***** INPUT RECORDS

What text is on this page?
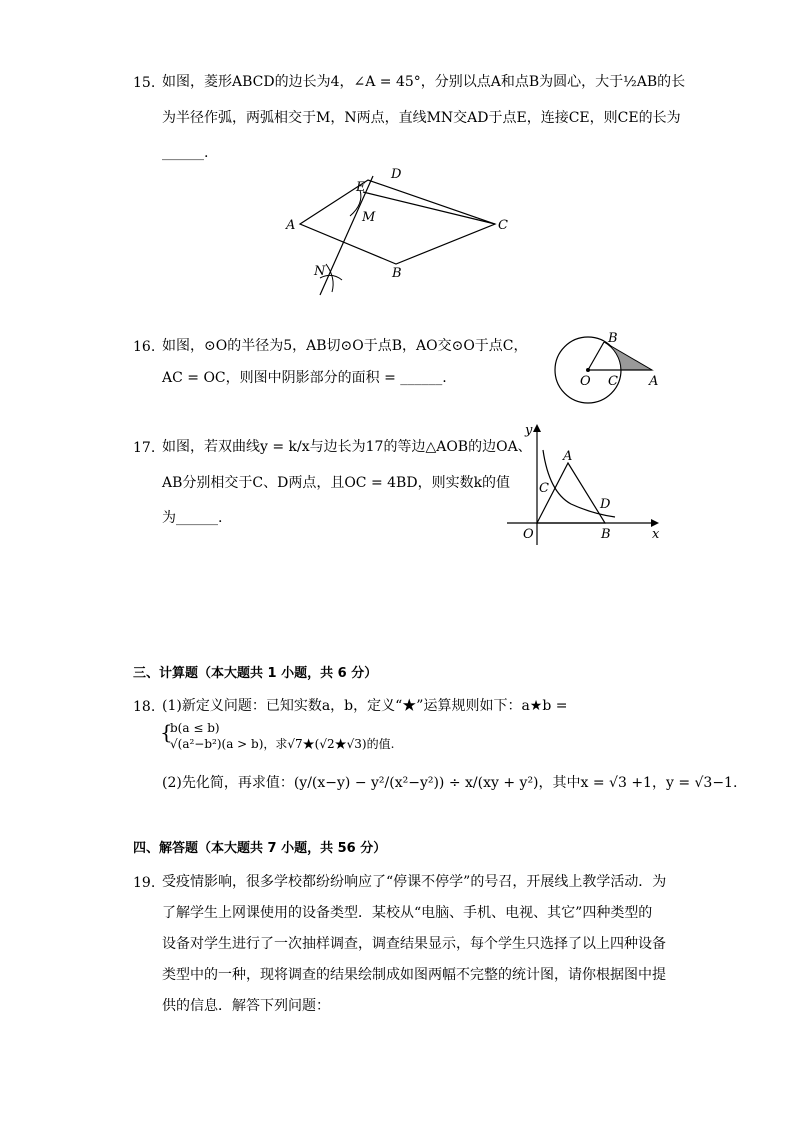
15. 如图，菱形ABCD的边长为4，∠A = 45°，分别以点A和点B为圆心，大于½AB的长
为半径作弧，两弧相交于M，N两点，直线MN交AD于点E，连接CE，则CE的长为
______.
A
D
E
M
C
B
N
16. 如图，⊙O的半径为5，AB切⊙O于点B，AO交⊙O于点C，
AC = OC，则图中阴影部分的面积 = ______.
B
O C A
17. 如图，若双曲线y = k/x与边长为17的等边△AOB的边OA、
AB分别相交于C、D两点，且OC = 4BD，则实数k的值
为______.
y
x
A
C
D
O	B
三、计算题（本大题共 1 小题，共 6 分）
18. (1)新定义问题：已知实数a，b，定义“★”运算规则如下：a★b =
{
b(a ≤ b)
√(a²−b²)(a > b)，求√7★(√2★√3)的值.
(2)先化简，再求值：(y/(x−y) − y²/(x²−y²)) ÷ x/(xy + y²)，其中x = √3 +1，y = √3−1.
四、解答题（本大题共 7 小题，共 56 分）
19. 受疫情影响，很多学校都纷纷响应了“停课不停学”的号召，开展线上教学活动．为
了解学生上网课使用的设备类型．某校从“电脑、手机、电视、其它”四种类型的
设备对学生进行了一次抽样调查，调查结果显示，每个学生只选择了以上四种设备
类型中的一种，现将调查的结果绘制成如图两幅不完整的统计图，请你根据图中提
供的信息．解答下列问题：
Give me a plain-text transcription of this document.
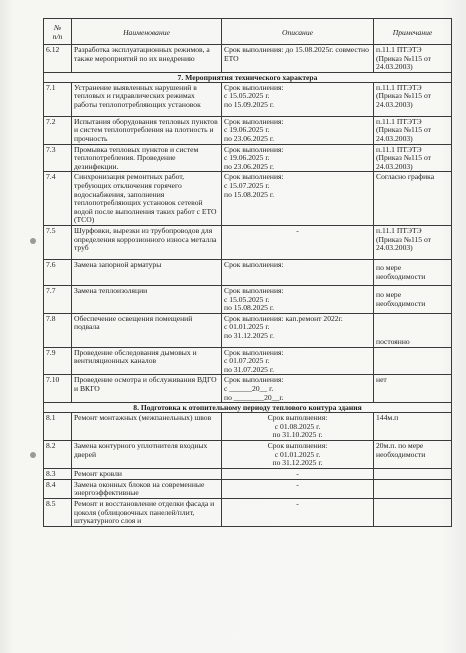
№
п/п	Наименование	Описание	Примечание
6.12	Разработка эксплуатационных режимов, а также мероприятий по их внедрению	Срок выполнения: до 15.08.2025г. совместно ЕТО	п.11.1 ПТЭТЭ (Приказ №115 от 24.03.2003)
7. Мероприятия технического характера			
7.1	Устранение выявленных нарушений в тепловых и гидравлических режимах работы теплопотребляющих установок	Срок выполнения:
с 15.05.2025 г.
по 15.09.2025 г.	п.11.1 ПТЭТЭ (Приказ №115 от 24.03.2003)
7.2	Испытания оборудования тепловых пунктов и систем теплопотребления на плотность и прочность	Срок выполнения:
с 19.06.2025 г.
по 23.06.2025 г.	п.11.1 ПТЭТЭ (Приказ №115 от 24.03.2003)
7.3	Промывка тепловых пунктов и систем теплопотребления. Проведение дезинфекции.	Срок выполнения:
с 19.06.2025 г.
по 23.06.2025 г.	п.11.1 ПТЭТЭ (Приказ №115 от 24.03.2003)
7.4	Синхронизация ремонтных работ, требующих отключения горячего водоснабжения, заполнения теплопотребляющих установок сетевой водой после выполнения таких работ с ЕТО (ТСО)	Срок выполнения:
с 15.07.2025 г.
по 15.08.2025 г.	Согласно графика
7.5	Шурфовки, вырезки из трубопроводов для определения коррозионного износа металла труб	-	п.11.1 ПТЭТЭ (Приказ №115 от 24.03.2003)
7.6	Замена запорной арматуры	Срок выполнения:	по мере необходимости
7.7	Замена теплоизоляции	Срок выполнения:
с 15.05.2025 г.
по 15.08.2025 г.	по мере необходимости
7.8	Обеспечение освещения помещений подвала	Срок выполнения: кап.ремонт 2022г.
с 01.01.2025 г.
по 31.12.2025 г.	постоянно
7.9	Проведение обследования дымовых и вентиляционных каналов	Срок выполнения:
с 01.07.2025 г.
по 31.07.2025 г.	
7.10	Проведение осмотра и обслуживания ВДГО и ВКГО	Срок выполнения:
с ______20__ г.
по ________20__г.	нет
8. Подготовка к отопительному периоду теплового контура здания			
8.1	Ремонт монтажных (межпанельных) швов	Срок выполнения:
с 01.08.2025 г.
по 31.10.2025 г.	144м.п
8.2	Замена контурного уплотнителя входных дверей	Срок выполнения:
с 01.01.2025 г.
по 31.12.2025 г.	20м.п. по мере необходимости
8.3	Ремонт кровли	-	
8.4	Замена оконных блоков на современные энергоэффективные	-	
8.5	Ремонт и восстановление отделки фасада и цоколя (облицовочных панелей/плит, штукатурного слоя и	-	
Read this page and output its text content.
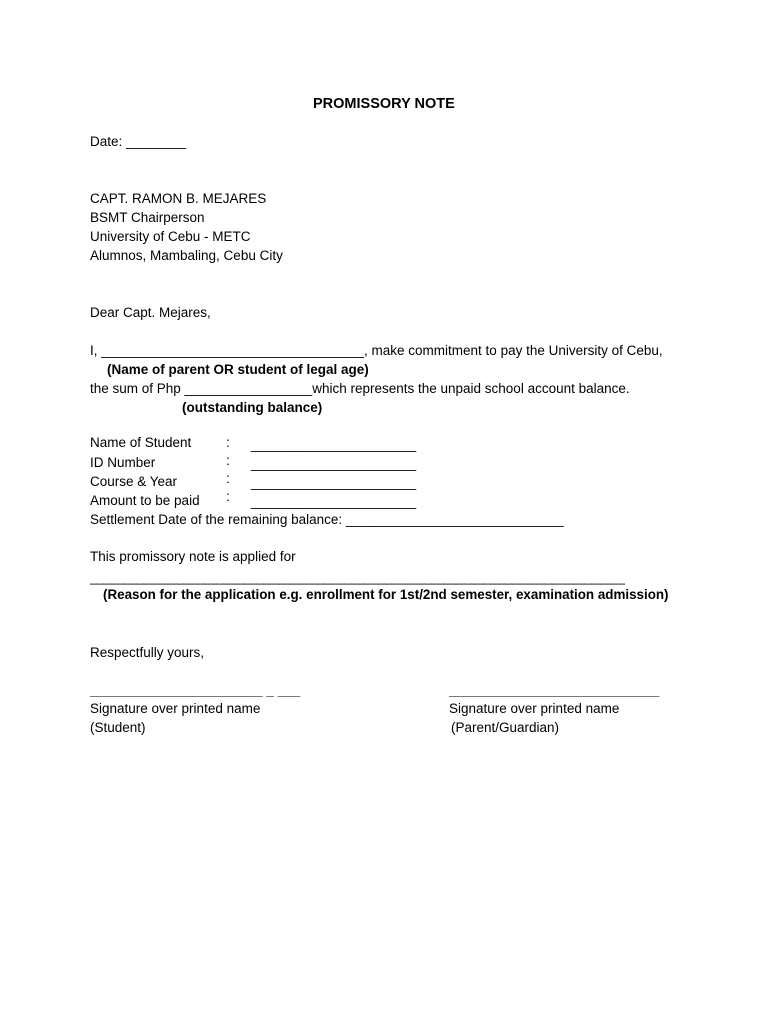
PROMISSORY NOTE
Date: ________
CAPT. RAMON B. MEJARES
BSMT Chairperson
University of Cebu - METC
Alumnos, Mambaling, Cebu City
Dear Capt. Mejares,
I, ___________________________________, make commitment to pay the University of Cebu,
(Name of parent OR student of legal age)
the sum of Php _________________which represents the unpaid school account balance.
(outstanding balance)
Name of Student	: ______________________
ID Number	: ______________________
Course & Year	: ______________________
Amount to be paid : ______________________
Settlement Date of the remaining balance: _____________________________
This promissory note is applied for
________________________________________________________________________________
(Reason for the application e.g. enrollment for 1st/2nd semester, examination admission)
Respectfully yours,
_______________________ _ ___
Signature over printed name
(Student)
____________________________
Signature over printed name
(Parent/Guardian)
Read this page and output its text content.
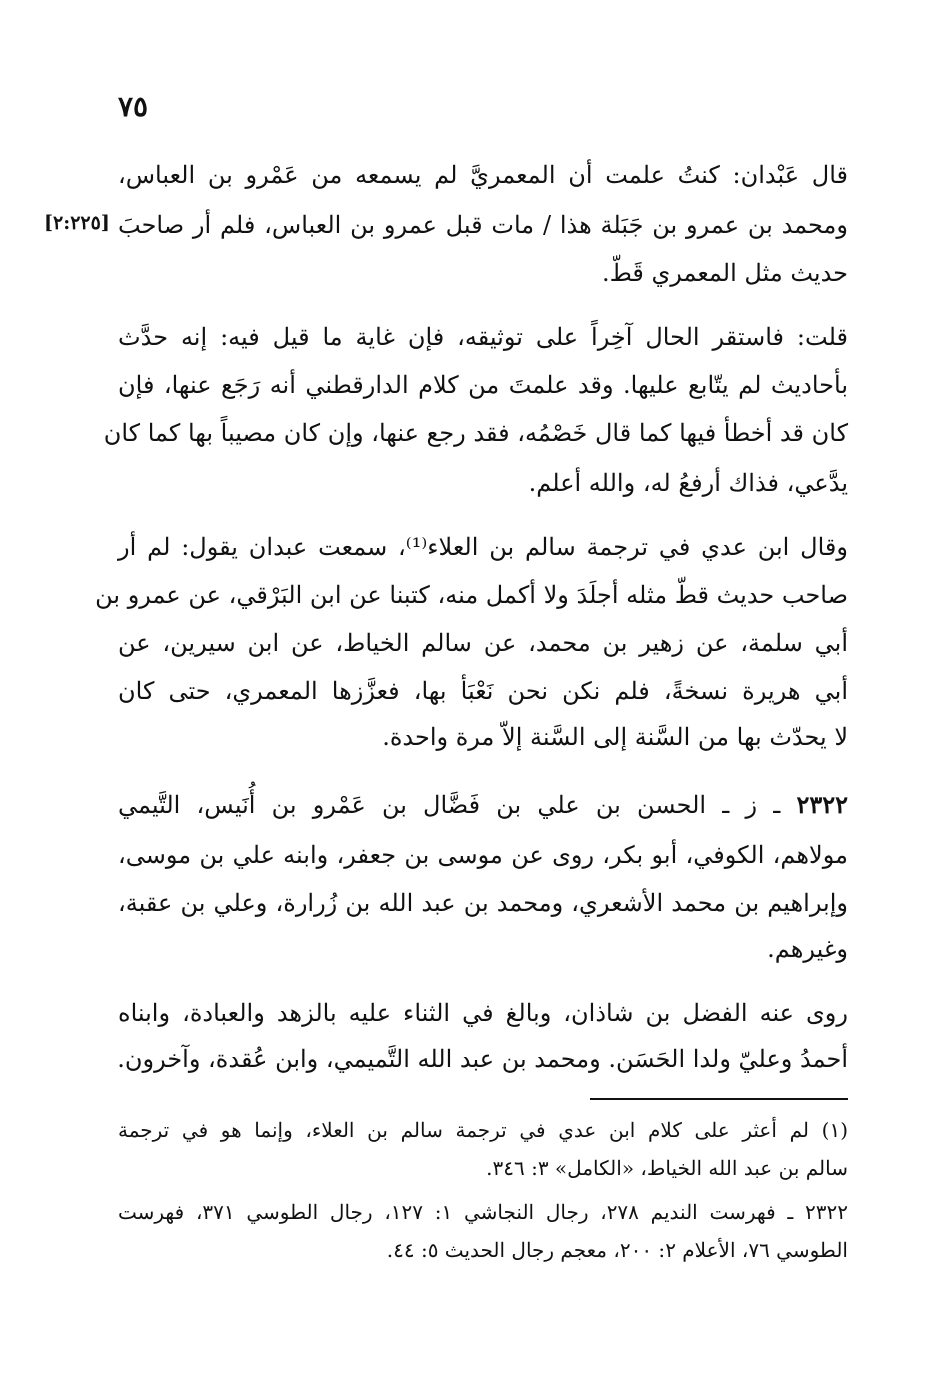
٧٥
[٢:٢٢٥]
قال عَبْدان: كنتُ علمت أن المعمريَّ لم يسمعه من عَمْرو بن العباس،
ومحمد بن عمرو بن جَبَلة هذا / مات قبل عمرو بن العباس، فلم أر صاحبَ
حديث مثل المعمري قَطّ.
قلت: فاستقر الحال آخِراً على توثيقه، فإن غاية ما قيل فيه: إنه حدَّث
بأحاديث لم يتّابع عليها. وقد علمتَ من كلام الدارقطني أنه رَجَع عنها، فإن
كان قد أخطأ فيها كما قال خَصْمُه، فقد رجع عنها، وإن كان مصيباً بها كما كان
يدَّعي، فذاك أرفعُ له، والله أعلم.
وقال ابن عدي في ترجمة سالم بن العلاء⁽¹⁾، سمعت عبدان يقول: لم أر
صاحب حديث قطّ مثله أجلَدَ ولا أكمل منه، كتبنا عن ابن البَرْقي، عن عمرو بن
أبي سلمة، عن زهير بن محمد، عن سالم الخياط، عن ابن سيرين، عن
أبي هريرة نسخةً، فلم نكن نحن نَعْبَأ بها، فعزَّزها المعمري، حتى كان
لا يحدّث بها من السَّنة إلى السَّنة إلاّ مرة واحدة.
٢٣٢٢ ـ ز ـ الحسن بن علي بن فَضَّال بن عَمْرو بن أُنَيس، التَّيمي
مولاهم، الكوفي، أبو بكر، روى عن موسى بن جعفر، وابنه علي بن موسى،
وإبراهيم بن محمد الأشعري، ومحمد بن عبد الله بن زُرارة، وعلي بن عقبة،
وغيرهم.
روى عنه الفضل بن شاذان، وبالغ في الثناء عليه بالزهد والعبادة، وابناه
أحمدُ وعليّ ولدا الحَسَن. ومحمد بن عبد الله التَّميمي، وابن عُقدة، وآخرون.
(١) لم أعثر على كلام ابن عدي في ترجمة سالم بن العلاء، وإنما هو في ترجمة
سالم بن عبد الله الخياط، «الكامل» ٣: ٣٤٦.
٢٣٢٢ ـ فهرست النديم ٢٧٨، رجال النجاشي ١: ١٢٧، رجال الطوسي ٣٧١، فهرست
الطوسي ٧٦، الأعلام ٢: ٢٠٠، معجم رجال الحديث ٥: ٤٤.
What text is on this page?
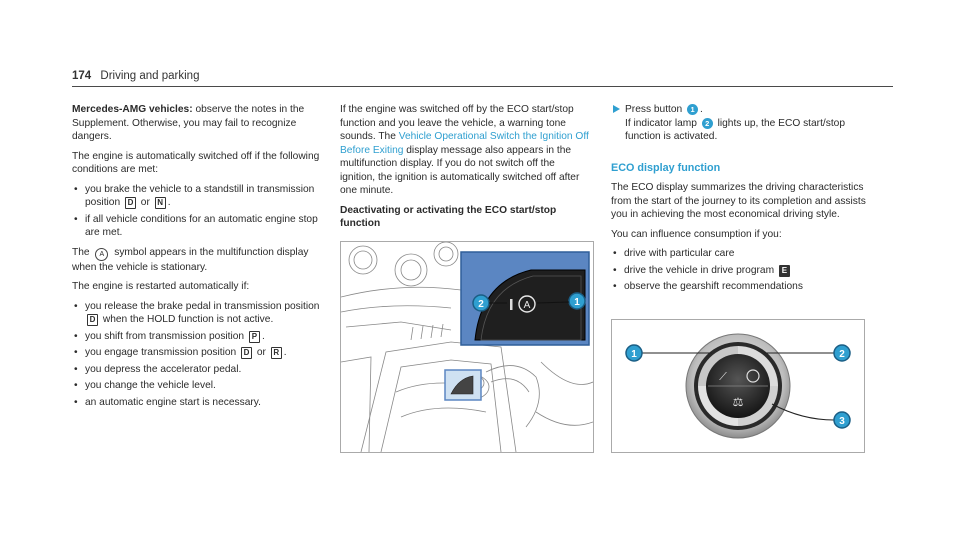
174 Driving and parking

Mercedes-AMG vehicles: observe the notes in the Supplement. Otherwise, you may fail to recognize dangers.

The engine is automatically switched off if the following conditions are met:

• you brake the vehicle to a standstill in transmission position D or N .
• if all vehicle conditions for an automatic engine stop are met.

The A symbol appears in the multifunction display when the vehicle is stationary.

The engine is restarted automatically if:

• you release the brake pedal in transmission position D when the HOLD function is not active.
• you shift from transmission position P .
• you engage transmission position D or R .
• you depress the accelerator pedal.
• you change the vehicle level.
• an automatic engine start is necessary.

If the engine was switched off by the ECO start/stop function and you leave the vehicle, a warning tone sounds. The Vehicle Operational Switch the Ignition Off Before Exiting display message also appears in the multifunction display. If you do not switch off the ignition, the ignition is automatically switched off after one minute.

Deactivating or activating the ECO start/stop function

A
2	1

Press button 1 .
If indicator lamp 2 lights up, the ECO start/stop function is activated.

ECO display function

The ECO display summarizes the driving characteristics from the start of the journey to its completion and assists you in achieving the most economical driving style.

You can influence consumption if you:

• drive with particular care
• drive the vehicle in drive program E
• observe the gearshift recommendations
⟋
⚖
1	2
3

**********

* _INSTRUCTIONS FOR THE TASK_
Copy all lines of the material above where the string "صاحب" occurs.

* _OUTPUT FOR THIS TASK_
ومحمد بن عمرو بن جَبَلة هذا / مات قبل عمرو بن العباس، فلم أر صاحبَ
صاحب حديث قطّ مثله أجلَدَ ولا أكمل منه، كتبنا عن ابن البَرْقي، عن عمرو بن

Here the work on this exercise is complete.